> [Short exercise]: Write out the entries again exactly as they are given.

Stored data:
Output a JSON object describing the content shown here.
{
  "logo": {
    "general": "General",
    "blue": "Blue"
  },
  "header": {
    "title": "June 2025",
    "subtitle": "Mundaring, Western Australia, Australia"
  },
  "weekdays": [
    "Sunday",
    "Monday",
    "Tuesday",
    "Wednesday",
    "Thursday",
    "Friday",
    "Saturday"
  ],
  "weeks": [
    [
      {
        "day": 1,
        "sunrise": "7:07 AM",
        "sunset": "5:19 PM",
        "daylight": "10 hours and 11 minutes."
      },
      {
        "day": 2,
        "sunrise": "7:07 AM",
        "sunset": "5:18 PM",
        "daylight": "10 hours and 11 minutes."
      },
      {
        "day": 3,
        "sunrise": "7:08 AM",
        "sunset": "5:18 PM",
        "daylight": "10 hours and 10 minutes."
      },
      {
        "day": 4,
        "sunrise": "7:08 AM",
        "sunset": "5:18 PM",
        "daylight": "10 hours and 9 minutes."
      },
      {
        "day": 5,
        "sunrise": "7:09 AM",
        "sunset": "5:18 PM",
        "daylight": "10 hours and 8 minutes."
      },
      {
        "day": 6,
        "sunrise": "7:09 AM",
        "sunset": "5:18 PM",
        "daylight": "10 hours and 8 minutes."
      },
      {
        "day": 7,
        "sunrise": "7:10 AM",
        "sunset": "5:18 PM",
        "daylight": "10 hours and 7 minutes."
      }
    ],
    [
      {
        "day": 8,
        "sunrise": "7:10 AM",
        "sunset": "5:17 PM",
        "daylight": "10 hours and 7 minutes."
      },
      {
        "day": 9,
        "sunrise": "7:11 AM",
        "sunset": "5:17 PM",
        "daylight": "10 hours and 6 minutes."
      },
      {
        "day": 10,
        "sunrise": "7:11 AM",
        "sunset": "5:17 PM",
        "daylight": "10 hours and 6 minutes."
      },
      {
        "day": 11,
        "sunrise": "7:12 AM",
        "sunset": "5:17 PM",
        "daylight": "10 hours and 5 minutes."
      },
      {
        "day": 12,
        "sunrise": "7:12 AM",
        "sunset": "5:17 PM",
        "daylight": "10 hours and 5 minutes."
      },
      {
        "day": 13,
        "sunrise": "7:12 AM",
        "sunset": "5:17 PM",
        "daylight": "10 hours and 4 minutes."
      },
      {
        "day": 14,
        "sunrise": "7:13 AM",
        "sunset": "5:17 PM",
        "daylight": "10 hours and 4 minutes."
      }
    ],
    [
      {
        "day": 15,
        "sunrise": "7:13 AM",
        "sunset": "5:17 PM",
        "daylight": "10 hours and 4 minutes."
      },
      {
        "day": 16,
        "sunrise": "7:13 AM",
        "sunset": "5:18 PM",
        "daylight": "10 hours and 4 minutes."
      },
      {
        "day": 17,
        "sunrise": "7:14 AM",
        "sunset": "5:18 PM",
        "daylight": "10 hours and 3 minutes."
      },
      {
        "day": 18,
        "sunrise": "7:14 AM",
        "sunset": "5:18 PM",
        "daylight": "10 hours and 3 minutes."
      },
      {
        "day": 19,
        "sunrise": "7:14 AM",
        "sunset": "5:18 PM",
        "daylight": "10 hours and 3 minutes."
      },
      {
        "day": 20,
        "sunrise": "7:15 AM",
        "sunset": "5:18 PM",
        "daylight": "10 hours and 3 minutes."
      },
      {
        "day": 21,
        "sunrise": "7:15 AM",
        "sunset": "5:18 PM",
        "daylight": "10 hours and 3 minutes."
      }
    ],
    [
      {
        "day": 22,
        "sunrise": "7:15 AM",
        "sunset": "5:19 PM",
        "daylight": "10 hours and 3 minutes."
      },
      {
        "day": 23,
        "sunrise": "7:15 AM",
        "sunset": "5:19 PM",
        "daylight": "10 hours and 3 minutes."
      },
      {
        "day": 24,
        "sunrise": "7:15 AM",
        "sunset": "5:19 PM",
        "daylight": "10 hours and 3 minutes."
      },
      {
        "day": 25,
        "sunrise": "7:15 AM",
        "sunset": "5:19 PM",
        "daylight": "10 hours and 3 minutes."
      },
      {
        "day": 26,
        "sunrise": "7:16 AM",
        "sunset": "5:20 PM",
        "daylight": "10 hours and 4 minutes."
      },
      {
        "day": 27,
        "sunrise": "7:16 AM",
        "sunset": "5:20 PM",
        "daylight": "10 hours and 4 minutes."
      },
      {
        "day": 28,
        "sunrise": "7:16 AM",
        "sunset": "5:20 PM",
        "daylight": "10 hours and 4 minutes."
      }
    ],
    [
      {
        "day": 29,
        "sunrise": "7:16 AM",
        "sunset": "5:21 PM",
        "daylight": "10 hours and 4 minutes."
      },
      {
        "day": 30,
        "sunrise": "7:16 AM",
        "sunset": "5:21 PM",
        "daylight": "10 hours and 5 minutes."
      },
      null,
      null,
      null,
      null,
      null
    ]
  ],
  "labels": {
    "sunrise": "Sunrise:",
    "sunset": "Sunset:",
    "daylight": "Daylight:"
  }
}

> [Task response]:
Output a JSON object describing the content shown here.
{
  "logo": {
    "general": "General",
    "blue": "Blue"
  },
  "header": {
    "title": "June 2025",
    "subtitle": "Mundaring, Western Australia, Australia"
  },
  "weekdays": [
    "Sunday",
    "Monday",
    "Tuesday",
    "Wednesday",
    "Thursday",
    "Friday",
    "Saturday"
  ],
  "weeks": [
    [
      {
        "day": 1,
        "sunrise": "7:07 AM",
        "sunset": "5:19 PM",
        "daylight": "10 hours and 11 minutes."
      },
      {
        "day": 2,
        "sunrise": "7:07 AM",
        "sunset": "5:18 PM",
        "daylight": "10 hours and 11 minutes."
      },
      {
        "day": 3,
        "sunrise": "7:08 AM",
        "sunset": "5:18 PM",
        "daylight": "10 hours and 10 minutes."
      },
      {
        "day": 4,
        "sunrise": "7:08 AM",
        "sunset": "5:18 PM",
        "daylight": "10 hours and 9 minutes."
      },
      {
        "day": 5,
        "sunrise": "7:09 AM",
        "sunset": "5:18 PM",
        "daylight": "10 hours and 8 minutes."
      },
      {
        "day": 6,
        "sunrise": "7:09 AM",
        "sunset": "5:18 PM",
        "daylight": "10 hours and 8 minutes."
      },
      {
        "day": 7,
        "sunrise": "7:10 AM",
        "sunset": "5:18 PM",
        "daylight": "10 hours and 7 minutes."
      }
    ],
    [
      {
        "day": 8,
        "sunrise": "7:10 AM",
        "sunset": "5:17 PM",
        "daylight": "10 hours and 7 minutes."
      },
      {
        "day": 9,
        "sunrise": "7:11 AM",
        "sunset": "5:17 PM",
        "daylight": "10 hours and 6 minutes."
      },
      {
        "day": 10,
        "sunrise": "7:11 AM",
        "sunset": "5:17 PM",
        "daylight": "10 hours and 6 minutes."
      },
      {
        "day": 11,
        "sunrise": "7:12 AM",
        "sunset": "5:17 PM",
        "daylight": "10 hours and 5 minutes."
      },
      {
        "day": 12,
        "sunrise": "7:12 AM",
        "sunset": "5:17 PM",
        "daylight": "10 hours and 5 minutes."
      },
      {
        "day": 13,
        "sunrise": "7:12 AM",
        "sunset": "5:17 PM",
        "daylight": "10 hours and 4 minutes."
      },
      {
        "day": 14,
        "sunrise": "7:13 AM",
        "sunset": "5:17 PM",
        "daylight": "10 hours and 4 minutes."
      }
    ],
    [
      {
        "day": 15,
        "sunrise": "7:13 AM",
        "sunset": "5:17 PM",
        "daylight": "10 hours and 4 minutes."
      },
      {
        "day": 16,
        "sunrise": "7:13 AM",
        "sunset": "5:18 PM",
        "daylight": "10 hours and 4 minutes."
      },
      {
        "day": 17,
        "sunrise": "7:14 AM",
        "sunset": "5:18 PM",
        "daylight": "10 hours and 3 minutes."
      },
      {
        "day": 18,
        "sunrise": "7:14 AM",
        "sunset": "5:18 PM",
        "daylight": "10 hours and 3 minutes."
      },
      {
        "day": 19,
        "sunrise": "7:14 AM",
        "sunset": "5:18 PM",
        "daylight": "10 hours and 3 minutes."
      },
      {
        "day": 20,
        "sunrise": "7:15 AM",
        "sunset": "5:18 PM",
        "daylight": "10 hours and 3 minutes."
      },
      {
        "day": 21,
        "sunrise": "7:15 AM",
        "sunset": "5:18 PM",
        "daylight": "10 hours and 3 minutes."
      }
    ],
    [
      {
        "day": 22,
        "sunrise": "7:15 AM",
        "sunset": "5:19 PM",
        "daylight": "10 hours and 3 minutes."
      },
      {
        "day": 23,
        "sunrise": "7:15 AM",
        "sunset": "5:19 PM",
        "daylight": "10 hours and 3 minutes."
      },
      {
        "day": 24,
        "sunrise": "7:15 AM",
        "sunset": "5:19 PM",
        "daylight": "10 hours and 3 minutes."
      },
      {
        "day": 25,
        "sunrise": "7:15 AM",
        "sunset": "5:19 PM",
        "daylight": "10 hours and 3 minutes."
      },
      {
        "day": 26,
        "sunrise": "7:16 AM",
        "sunset": "5:20 PM",
        "daylight": "10 hours and 4 minutes."
      },
      {
        "day": 27,
        "sunrise": "7:16 AM",
        "sunset": "5:20 PM",
        "daylight": "10 hours and 4 minutes."
      },
      {
        "day": 28,
        "sunrise": "7:16 AM",
        "sunset": "5:20 PM",
        "daylight": "10 hours and 4 minutes."
      }
    ],
    [
      {
        "day": 29,
        "sunrise": "7:16 AM",
        "sunset": "5:21 PM",
        "daylight": "10 hours and 4 minutes."
      },
      {
        "day": 30,
        "sunrise": "7:16 AM",
        "sunset": "5:21 PM",
        "daylight": "10 hours and 5 minutes."
      },
      null,
      null,
      null,
      null,
      null
    ]
  ],
  "labels": {
    "sunrise": "Sunrise:",
    "sunset": "Sunset:",
    "daylight": "Daylight:"
  }
}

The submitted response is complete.